*** Records provided

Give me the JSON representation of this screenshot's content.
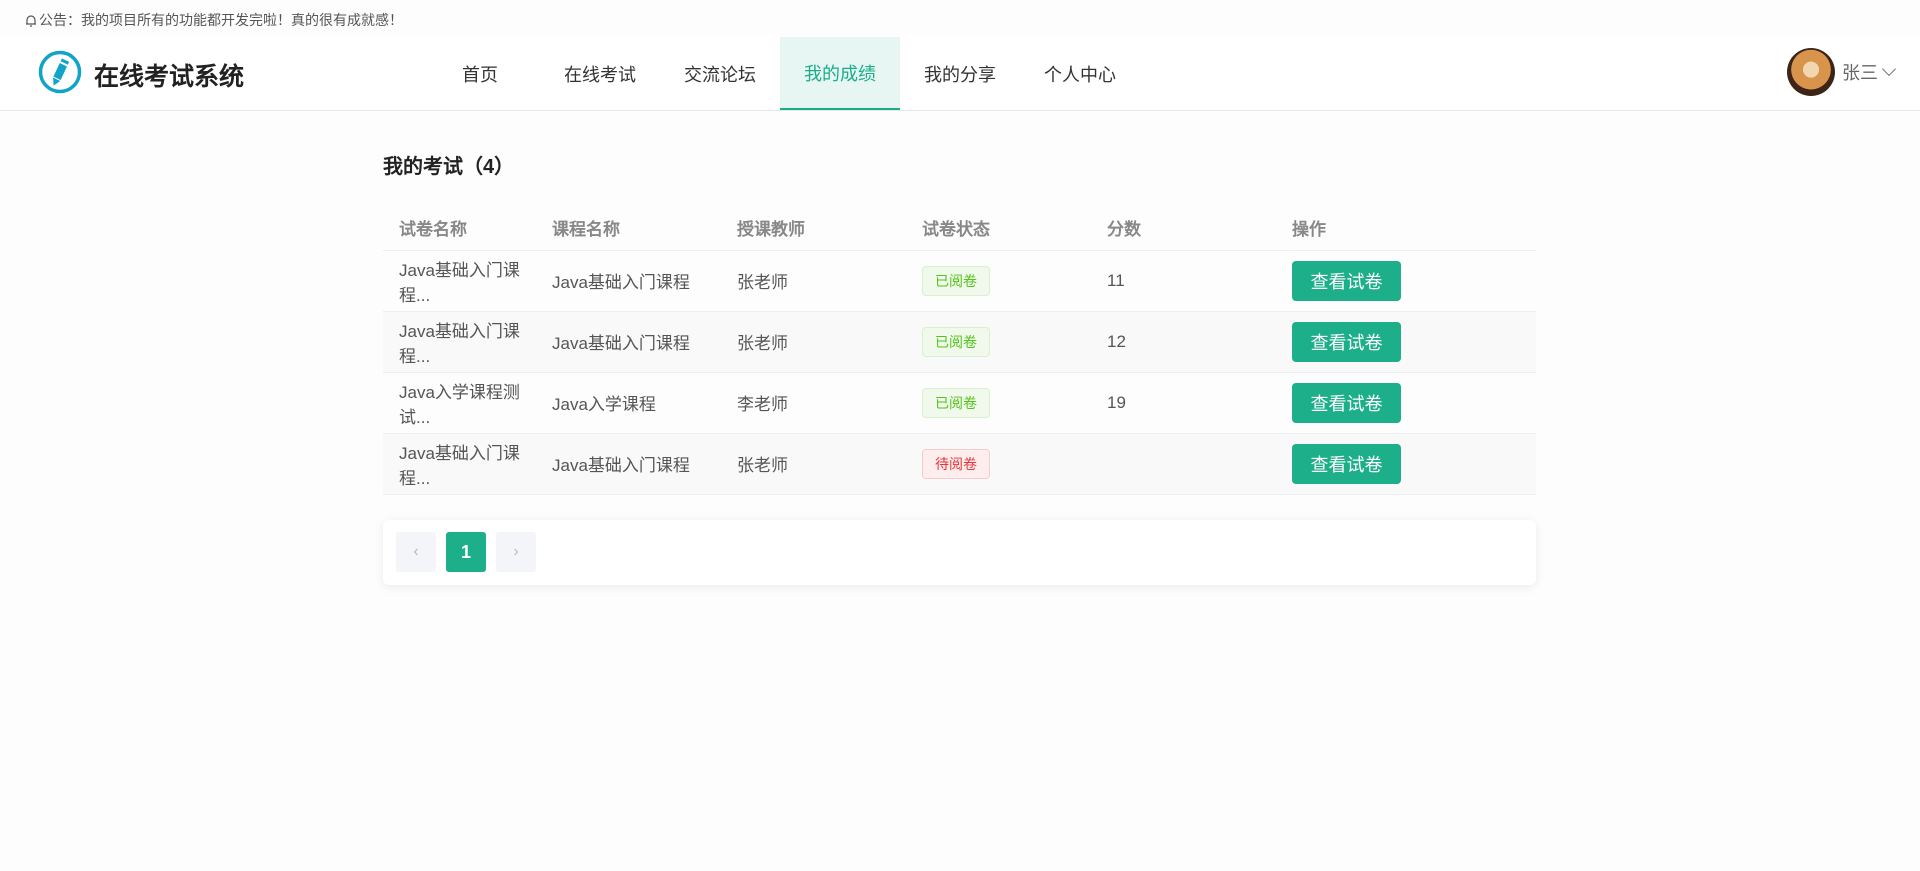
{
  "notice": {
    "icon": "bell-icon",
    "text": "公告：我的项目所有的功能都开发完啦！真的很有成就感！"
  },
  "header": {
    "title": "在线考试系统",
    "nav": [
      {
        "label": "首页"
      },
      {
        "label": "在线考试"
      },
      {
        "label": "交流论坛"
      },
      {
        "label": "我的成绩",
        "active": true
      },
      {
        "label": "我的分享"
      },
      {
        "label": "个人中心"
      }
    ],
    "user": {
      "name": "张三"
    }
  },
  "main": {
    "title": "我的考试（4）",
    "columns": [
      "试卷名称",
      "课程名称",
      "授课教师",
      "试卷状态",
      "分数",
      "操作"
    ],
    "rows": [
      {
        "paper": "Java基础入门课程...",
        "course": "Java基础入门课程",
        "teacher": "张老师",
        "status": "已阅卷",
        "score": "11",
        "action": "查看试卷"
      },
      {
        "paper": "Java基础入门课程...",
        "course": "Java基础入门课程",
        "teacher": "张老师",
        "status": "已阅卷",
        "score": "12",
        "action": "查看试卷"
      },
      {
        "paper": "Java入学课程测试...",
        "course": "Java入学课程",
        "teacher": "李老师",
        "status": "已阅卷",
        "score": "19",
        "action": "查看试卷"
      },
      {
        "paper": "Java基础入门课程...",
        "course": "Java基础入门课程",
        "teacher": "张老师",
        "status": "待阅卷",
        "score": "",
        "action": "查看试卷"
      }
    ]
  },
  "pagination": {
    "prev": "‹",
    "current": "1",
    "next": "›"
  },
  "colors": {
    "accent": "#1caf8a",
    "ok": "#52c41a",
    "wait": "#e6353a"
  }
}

******
*** Records provided

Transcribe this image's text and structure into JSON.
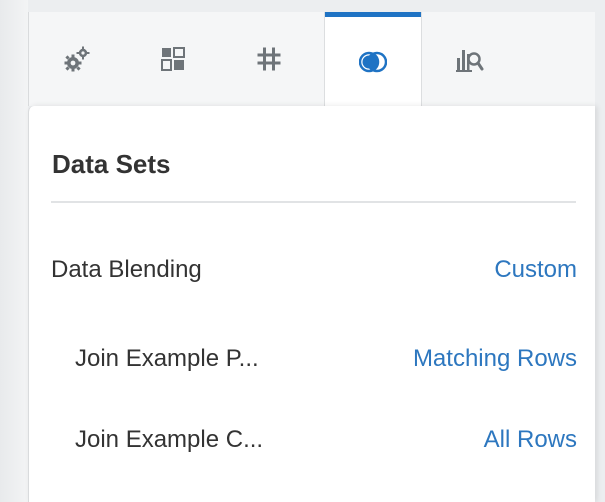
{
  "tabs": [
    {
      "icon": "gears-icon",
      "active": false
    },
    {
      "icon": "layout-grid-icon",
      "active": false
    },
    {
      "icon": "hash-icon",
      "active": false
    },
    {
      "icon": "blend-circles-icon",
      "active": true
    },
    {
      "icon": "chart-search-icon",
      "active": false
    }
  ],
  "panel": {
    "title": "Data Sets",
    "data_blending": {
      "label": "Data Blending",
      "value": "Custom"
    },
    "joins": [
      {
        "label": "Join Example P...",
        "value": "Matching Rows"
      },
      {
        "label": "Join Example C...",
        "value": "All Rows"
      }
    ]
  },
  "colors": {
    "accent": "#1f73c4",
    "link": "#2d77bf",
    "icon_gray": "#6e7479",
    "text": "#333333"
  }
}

******

Your answer should be a single number: the count of lines containing the word "text".

→ Right answer
3